DATA ENTRIES –
━━━━━━━━

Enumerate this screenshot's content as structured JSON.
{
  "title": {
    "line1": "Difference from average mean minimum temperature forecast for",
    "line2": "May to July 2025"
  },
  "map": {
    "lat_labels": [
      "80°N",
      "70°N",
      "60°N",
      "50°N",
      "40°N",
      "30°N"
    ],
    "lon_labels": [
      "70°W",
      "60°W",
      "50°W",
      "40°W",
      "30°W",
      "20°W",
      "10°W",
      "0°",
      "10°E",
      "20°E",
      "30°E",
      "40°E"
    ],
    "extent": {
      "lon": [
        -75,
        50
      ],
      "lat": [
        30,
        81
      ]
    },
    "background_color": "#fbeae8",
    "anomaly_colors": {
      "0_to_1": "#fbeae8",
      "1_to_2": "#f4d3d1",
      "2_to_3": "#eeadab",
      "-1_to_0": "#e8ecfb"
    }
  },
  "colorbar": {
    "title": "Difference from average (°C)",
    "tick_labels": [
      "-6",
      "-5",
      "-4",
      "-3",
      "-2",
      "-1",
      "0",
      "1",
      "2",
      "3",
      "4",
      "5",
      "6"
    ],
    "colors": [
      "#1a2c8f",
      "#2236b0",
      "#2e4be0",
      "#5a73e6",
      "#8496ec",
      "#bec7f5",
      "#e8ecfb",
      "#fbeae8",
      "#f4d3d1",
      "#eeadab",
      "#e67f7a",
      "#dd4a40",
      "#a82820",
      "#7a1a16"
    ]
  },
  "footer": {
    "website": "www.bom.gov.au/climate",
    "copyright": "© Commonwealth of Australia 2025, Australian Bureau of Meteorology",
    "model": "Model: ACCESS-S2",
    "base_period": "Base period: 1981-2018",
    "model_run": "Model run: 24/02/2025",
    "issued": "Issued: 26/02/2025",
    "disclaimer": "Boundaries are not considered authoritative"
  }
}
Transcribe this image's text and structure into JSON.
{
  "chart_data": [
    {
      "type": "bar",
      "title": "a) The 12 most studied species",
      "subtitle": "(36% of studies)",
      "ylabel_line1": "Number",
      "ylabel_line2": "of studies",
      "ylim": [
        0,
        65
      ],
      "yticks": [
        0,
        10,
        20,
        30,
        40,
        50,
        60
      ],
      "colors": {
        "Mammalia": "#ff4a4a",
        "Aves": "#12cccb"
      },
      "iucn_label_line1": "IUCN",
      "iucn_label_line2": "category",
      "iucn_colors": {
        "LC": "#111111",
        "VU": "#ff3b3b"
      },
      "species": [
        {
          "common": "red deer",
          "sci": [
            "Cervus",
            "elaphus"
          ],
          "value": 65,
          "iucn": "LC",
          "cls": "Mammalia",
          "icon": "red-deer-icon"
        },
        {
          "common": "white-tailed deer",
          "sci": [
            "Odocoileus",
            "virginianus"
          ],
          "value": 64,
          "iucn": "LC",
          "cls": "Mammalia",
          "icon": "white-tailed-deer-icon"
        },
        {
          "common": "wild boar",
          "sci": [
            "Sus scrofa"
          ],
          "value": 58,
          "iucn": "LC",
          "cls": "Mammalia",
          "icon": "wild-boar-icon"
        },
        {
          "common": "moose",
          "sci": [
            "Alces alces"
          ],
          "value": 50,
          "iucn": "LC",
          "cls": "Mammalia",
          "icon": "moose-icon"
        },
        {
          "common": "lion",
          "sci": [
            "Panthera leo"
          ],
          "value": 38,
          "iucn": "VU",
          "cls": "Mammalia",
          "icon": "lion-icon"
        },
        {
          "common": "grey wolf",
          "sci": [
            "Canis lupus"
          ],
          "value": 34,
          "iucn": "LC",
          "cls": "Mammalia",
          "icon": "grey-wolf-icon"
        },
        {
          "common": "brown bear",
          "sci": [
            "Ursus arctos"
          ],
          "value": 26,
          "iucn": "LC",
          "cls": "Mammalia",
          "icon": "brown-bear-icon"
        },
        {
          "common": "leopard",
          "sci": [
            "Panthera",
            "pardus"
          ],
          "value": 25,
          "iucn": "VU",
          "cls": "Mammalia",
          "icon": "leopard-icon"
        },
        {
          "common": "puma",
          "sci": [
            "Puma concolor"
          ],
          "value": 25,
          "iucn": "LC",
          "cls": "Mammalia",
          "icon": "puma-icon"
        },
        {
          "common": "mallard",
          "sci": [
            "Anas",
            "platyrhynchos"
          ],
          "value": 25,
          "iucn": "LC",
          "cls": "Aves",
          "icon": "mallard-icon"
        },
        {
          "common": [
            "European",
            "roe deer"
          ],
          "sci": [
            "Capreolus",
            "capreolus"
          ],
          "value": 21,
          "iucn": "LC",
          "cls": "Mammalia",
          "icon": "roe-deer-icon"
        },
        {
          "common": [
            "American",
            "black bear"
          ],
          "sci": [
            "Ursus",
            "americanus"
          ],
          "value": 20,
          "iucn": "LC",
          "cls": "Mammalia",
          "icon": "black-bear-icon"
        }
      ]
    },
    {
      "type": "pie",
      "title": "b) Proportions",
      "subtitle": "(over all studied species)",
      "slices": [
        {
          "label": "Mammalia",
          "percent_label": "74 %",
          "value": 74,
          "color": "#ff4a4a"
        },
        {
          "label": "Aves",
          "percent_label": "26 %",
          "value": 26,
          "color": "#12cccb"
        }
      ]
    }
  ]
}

━━━━━━━━

EXERCISE – Return the whole listing exactly, with every line included.

CORRECT OUTPUT –
Enumerate this screenshot's content as structured JSON.
{
  "title": {
    "line1": "Difference from average mean minimum temperature forecast for",
    "line2": "May to July 2025"
  },
  "map": {
    "lat_labels": [
      "80°N",
      "70°N",
      "60°N",
      "50°N",
      "40°N",
      "30°N"
    ],
    "lon_labels": [
      "70°W",
      "60°W",
      "50°W",
      "40°W",
      "30°W",
      "20°W",
      "10°W",
      "0°",
      "10°E",
      "20°E",
      "30°E",
      "40°E"
    ],
    "extent": {
      "lon": [
        -75,
        50
      ],
      "lat": [
        30,
        81
      ]
    },
    "background_color": "#fbeae8",
    "anomaly_colors": {
      "0_to_1": "#fbeae8",
      "1_to_2": "#f4d3d1",
      "2_to_3": "#eeadab",
      "-1_to_0": "#e8ecfb"
    }
  },
  "colorbar": {
    "title": "Difference from average (°C)",
    "tick_labels": [
      "-6",
      "-5",
      "-4",
      "-3",
      "-2",
      "-1",
      "0",
      "1",
      "2",
      "3",
      "4",
      "5",
      "6"
    ],
    "colors": [
      "#1a2c8f",
      "#2236b0",
      "#2e4be0",
      "#5a73e6",
      "#8496ec",
      "#bec7f5",
      "#e8ecfb",
      "#fbeae8",
      "#f4d3d1",
      "#eeadab",
      "#e67f7a",
      "#dd4a40",
      "#a82820",
      "#7a1a16"
    ]
  },
  "footer": {
    "website": "www.bom.gov.au/climate",
    "copyright": "© Commonwealth of Australia 2025, Australian Bureau of Meteorology",
    "model": "Model: ACCESS-S2",
    "base_period": "Base period: 1981-2018",
    "model_run": "Model run: 24/02/2025",
    "issued": "Issued: 26/02/2025",
    "disclaimer": "Boundaries are not considered authoritative"
  }
}
Transcribe this image's text and structure into JSON.
{
  "chart_data": [
    {
      "type": "bar",
      "title": "a) The 12 most studied species",
      "subtitle": "(36% of studies)",
      "ylabel_line1": "Number",
      "ylabel_line2": "of studies",
      "ylim": [
        0,
        65
      ],
      "yticks": [
        0,
        10,
        20,
        30,
        40,
        50,
        60
      ],
      "colors": {
        "Mammalia": "#ff4a4a",
        "Aves": "#12cccb"
      },
      "iucn_label_line1": "IUCN",
      "iucn_label_line2": "category",
      "iucn_colors": {
        "LC": "#111111",
        "VU": "#ff3b3b"
      },
      "species": [
        {
          "common": "red deer",
          "sci": [
            "Cervus",
            "elaphus"
          ],
          "value": 65,
          "iucn": "LC",
          "cls": "Mammalia",
          "icon": "red-deer-icon"
        },
        {
          "common": "white-tailed deer",
          "sci": [
            "Odocoileus",
            "virginianus"
          ],
          "value": 64,
          "iucn": "LC",
          "cls": "Mammalia",
          "icon": "white-tailed-deer-icon"
        },
        {
          "common": "wild boar",
          "sci": [
            "Sus scrofa"
          ],
          "value": 58,
          "iucn": "LC",
          "cls": "Mammalia",
          "icon": "wild-boar-icon"
        },
        {
          "common": "moose",
          "sci": [
            "Alces alces"
          ],
          "value": 50,
          "iucn": "LC",
          "cls": "Mammalia",
          "icon": "moose-icon"
        },
        {
          "common": "lion",
          "sci": [
            "Panthera leo"
          ],
          "value": 38,
          "iucn": "VU",
          "cls": "Mammalia",
          "icon": "lion-icon"
        },
        {
          "common": "grey wolf",
          "sci": [
            "Canis lupus"
          ],
          "value": 34,
          "iucn": "LC",
          "cls": "Mammalia",
          "icon": "grey-wolf-icon"
        },
        {
          "common": "brown bear",
          "sci": [
            "Ursus arctos"
          ],
          "value": 26,
          "iucn": "LC",
          "cls": "Mammalia",
          "icon": "brown-bear-icon"
        },
        {
          "common": "leopard",
          "sci": [
            "Panthera",
            "pardus"
          ],
          "value": 25,
          "iucn": "VU",
          "cls": "Mammalia",
          "icon": "leopard-icon"
        },
        {
          "common": "puma",
          "sci": [
            "Puma concolor"
          ],
          "value": 25,
          "iucn": "LC",
          "cls": "Mammalia",
          "icon": "puma-icon"
        },
        {
          "common": "mallard",
          "sci": [
            "Anas",
            "platyrhynchos"
          ],
          "value": 25,
          "iucn": "LC",
          "cls": "Aves",
          "icon": "mallard-icon"
        },
        {
          "common": [
            "European",
            "roe deer"
          ],
          "sci": [
            "Capreolus",
            "capreolus"
          ],
          "value": 21,
          "iucn": "LC",
          "cls": "Mammalia",
          "icon": "roe-deer-icon"
        },
        {
          "common": [
            "American",
            "black bear"
          ],
          "sci": [
            "Ursus",
            "americanus"
          ],
          "value": 20,
          "iucn": "LC",
          "cls": "Mammalia",
          "icon": "black-bear-icon"
        }
      ]
    },
    {
      "type": "pie",
      "title": "b) Proportions",
      "subtitle": "(over all studied species)",
      "slices": [
        {
          "label": "Mammalia",
          "percent_label": "74 %",
          "value": 74,
          "color": "#ff4a4a"
        },
        {
          "label": "Aves",
          "percent_label": "26 %",
          "value": 26,
          "color": "#12cccb"
        }
      ]
    }
  ]
}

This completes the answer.